:: DIRECTIVE ::
What lies from the line containing "What data was" through the line containing "Extract the structured"? Print exactly those lines, with both ends, and no others.

Start

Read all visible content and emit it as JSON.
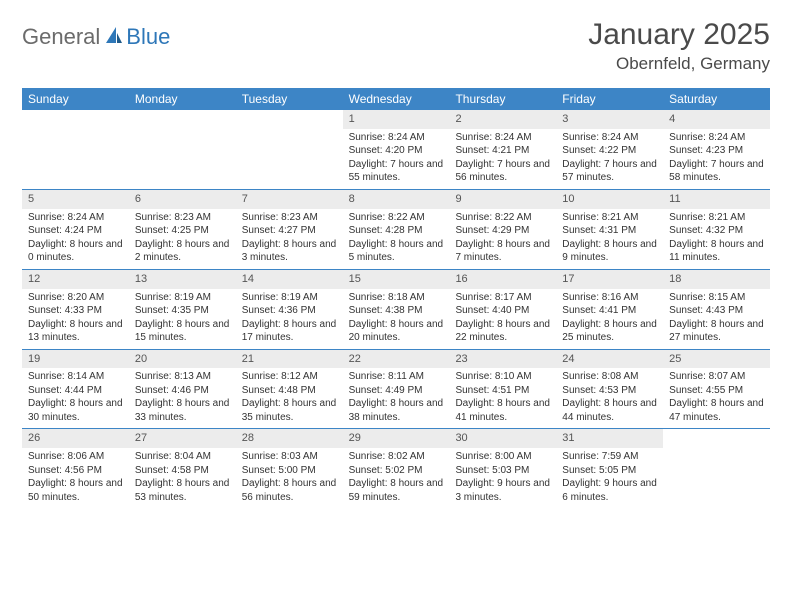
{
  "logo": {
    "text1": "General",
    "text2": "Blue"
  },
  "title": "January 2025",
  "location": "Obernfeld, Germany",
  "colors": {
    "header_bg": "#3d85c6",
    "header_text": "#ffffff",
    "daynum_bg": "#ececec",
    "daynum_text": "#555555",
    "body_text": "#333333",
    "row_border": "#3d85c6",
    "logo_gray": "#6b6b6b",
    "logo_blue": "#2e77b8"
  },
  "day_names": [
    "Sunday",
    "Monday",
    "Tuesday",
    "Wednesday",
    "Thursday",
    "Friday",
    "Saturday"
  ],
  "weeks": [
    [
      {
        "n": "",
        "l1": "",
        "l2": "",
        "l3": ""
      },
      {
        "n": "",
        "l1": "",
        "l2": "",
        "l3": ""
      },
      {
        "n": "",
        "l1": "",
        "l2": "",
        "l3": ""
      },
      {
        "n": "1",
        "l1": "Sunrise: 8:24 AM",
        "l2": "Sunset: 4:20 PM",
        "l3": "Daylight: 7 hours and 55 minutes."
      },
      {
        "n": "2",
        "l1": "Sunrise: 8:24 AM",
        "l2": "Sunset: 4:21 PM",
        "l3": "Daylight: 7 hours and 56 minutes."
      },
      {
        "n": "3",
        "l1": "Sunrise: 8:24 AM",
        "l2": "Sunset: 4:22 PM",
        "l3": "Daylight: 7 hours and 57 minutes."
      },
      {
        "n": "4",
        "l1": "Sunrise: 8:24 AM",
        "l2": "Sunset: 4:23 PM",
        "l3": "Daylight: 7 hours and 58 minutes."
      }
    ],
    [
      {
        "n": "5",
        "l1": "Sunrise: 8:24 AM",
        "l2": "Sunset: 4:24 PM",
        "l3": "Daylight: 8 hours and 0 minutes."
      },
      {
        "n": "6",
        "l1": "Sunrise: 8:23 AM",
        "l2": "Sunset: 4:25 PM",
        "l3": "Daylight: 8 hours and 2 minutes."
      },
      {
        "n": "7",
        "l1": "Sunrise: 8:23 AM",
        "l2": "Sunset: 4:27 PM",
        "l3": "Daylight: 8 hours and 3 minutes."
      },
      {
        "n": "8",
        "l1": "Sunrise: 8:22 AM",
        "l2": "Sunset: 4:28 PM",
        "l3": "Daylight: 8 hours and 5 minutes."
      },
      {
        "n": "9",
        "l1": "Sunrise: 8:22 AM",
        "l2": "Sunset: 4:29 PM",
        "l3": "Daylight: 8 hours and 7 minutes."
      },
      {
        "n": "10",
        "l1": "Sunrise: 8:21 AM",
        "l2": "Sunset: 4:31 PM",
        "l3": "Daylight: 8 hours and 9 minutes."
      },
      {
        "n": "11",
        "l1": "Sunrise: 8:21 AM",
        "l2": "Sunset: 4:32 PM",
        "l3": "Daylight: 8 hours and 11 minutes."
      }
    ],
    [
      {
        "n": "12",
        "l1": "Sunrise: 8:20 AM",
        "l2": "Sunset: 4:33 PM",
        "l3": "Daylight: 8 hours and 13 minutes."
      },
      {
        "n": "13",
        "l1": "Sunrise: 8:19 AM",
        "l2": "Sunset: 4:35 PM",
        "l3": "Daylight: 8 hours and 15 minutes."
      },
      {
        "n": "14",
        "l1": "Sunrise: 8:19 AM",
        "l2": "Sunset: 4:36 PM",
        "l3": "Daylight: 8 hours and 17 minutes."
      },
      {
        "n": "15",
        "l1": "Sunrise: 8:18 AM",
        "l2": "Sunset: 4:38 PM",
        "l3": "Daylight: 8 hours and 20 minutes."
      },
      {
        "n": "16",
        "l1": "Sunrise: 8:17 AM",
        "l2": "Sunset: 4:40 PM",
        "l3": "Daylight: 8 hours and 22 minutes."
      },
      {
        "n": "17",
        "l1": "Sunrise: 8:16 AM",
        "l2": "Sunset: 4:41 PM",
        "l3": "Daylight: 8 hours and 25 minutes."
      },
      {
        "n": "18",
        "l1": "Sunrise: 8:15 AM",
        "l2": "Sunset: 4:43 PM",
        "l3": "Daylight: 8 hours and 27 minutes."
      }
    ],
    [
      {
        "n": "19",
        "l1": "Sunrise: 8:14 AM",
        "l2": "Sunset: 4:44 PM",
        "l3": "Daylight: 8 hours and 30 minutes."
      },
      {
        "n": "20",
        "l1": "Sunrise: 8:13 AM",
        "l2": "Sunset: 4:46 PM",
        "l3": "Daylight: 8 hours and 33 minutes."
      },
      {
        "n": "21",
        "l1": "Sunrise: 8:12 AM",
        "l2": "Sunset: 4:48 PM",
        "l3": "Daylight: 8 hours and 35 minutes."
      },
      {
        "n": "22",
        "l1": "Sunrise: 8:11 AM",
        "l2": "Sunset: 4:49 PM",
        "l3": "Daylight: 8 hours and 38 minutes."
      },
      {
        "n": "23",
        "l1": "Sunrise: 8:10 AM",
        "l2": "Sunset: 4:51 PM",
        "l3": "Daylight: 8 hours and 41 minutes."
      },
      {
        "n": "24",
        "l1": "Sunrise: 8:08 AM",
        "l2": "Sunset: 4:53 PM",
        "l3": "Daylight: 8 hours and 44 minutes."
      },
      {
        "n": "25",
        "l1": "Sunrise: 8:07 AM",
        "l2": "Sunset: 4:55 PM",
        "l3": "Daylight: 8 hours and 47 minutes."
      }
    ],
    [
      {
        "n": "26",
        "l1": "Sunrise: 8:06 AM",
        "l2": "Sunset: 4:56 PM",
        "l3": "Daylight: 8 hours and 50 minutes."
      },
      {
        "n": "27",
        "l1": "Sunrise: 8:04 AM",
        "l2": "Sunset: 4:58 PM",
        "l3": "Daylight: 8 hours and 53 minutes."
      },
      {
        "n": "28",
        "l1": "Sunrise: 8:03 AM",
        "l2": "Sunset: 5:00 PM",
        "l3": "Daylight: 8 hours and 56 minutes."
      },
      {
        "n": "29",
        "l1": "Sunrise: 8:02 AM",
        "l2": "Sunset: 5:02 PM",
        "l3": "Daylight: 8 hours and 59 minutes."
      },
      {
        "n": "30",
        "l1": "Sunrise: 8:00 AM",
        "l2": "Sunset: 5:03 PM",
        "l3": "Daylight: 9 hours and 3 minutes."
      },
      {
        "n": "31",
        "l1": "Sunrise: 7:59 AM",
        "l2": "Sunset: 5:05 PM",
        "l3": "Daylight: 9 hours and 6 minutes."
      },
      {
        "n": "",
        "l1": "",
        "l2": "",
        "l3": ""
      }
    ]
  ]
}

End
Start

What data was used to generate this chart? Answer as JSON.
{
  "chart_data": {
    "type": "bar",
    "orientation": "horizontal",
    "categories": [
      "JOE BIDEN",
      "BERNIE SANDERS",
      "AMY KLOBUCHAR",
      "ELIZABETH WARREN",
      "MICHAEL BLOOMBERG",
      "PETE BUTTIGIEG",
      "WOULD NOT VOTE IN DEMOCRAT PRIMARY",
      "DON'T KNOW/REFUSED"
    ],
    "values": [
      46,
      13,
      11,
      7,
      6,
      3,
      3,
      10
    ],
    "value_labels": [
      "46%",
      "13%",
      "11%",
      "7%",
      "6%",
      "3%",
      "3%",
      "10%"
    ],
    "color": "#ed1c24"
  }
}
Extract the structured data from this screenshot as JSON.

End
Start

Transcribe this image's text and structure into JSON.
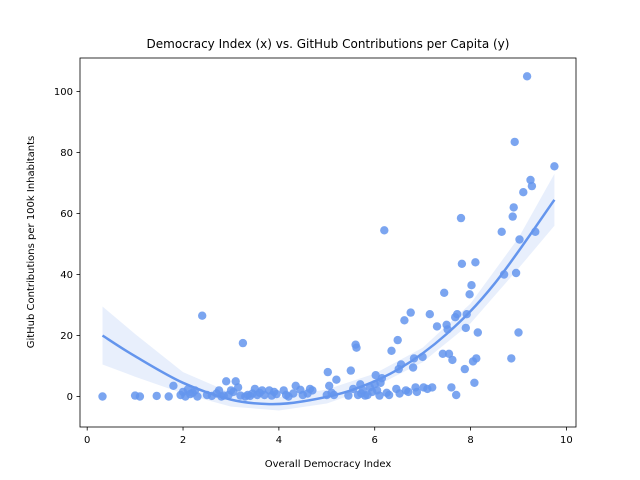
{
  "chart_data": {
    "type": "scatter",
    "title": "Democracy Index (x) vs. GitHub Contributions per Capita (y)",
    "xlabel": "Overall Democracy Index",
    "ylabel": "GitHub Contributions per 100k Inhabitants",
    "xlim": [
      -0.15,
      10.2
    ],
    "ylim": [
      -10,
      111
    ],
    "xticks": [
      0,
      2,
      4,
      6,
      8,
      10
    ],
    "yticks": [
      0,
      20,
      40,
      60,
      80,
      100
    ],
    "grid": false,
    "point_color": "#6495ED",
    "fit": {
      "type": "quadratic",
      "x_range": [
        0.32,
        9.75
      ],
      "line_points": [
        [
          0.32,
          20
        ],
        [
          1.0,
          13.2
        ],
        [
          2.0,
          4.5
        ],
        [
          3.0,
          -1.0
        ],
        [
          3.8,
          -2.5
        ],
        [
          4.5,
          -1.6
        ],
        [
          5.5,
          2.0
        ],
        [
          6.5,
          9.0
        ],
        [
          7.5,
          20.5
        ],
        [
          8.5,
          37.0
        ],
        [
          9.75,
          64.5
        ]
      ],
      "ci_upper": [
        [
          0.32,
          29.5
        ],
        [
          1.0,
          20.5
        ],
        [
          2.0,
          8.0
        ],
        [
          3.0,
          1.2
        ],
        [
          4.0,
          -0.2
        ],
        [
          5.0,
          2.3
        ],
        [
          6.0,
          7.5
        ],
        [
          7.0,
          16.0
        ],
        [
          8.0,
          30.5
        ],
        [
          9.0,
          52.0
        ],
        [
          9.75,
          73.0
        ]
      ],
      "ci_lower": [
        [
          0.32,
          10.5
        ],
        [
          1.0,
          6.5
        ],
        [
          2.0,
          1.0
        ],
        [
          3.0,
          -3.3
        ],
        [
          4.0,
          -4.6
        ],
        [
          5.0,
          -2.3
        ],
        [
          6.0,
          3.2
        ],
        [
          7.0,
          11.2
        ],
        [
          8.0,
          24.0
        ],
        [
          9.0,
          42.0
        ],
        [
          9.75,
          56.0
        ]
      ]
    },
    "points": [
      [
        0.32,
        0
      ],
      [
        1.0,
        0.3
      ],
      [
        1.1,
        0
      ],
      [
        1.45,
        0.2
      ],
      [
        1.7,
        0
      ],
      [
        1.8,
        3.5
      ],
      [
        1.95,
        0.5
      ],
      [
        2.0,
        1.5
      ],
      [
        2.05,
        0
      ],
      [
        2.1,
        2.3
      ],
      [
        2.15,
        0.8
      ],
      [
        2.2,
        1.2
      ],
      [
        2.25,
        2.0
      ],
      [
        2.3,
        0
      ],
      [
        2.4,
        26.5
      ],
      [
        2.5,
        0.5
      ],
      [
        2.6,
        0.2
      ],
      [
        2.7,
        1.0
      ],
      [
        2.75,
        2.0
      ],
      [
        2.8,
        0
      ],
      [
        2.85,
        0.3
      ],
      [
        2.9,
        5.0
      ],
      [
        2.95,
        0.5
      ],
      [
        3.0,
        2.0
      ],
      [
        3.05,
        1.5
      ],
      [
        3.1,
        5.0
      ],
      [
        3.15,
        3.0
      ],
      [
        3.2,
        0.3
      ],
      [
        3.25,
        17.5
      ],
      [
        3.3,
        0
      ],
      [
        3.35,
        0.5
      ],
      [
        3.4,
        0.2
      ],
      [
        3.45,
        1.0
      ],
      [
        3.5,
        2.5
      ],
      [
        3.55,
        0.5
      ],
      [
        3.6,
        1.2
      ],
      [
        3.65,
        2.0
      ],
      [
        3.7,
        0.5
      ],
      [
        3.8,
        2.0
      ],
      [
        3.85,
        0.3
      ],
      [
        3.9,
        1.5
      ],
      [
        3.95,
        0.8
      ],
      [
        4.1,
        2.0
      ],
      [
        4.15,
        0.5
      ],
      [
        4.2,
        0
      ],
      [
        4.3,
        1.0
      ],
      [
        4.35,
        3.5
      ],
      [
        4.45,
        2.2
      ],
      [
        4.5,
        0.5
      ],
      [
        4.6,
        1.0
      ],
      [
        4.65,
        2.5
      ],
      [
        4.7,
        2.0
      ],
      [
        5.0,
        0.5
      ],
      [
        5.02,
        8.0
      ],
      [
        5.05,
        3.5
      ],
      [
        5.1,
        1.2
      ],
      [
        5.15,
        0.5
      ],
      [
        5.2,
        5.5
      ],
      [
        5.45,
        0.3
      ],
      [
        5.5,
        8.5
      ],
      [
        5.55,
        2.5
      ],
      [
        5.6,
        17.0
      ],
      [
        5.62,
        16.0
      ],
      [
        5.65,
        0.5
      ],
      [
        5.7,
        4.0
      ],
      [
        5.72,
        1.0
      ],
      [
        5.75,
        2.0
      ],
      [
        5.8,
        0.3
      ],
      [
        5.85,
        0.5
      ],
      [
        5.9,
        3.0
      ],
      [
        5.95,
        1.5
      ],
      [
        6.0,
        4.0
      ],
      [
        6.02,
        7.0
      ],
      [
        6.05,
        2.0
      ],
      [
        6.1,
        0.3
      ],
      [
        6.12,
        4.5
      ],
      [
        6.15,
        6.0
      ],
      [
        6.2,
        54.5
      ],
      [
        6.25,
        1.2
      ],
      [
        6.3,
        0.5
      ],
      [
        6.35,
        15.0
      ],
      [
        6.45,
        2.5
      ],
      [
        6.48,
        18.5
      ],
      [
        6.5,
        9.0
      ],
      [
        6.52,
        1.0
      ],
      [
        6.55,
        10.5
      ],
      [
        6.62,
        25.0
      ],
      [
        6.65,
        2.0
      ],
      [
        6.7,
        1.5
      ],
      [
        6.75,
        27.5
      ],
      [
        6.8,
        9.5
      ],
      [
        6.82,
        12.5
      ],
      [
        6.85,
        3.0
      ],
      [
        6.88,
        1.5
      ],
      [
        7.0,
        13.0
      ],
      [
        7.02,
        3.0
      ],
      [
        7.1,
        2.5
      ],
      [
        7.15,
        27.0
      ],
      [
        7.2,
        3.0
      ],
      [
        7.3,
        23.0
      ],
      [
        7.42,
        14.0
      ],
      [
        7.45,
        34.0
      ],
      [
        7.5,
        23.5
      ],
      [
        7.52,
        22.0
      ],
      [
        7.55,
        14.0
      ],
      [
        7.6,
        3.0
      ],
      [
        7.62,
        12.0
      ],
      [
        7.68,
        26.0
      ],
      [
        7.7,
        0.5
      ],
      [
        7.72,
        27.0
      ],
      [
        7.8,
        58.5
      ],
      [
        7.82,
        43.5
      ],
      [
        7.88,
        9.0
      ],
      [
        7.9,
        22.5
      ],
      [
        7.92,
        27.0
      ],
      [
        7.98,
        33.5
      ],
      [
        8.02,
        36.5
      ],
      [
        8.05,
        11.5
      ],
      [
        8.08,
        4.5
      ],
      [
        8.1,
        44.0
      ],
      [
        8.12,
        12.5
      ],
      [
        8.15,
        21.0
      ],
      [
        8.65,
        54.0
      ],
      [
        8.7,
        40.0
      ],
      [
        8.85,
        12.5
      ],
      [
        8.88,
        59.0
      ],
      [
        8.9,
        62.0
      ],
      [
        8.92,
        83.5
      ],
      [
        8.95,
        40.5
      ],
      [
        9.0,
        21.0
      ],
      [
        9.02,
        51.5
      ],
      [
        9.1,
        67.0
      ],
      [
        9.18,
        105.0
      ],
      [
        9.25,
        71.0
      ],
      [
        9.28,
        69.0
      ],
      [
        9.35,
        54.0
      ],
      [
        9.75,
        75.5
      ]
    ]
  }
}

End

:: ANSWER TO THIS TASK ::
What data was used to generate this chart? Answer as JSON.
{
  "chart_data": {
    "type": "bar",
    "orientation": "horizontal",
    "categories": [
      "JOE BIDEN",
      "BERNIE SANDERS",
      "AMY KLOBUCHAR",
      "ELIZABETH WARREN",
      "MICHAEL BLOOMBERG",
      "PETE BUTTIGIEG",
      "WOULD NOT VOTE IN DEMOCRAT PRIMARY",
      "DON'T KNOW/REFUSED"
    ],
    "values": [
      46,
      13,
      11,
      7,
      6,
      3,
      3,
      10
    ],
    "value_labels": [
      "46%",
      "13%",
      "11%",
      "7%",
      "6%",
      "3%",
      "3%",
      "10%"
    ],
    "color": "#ed1c24"
  }
}
Extract the structured data from this screenshot as JSON.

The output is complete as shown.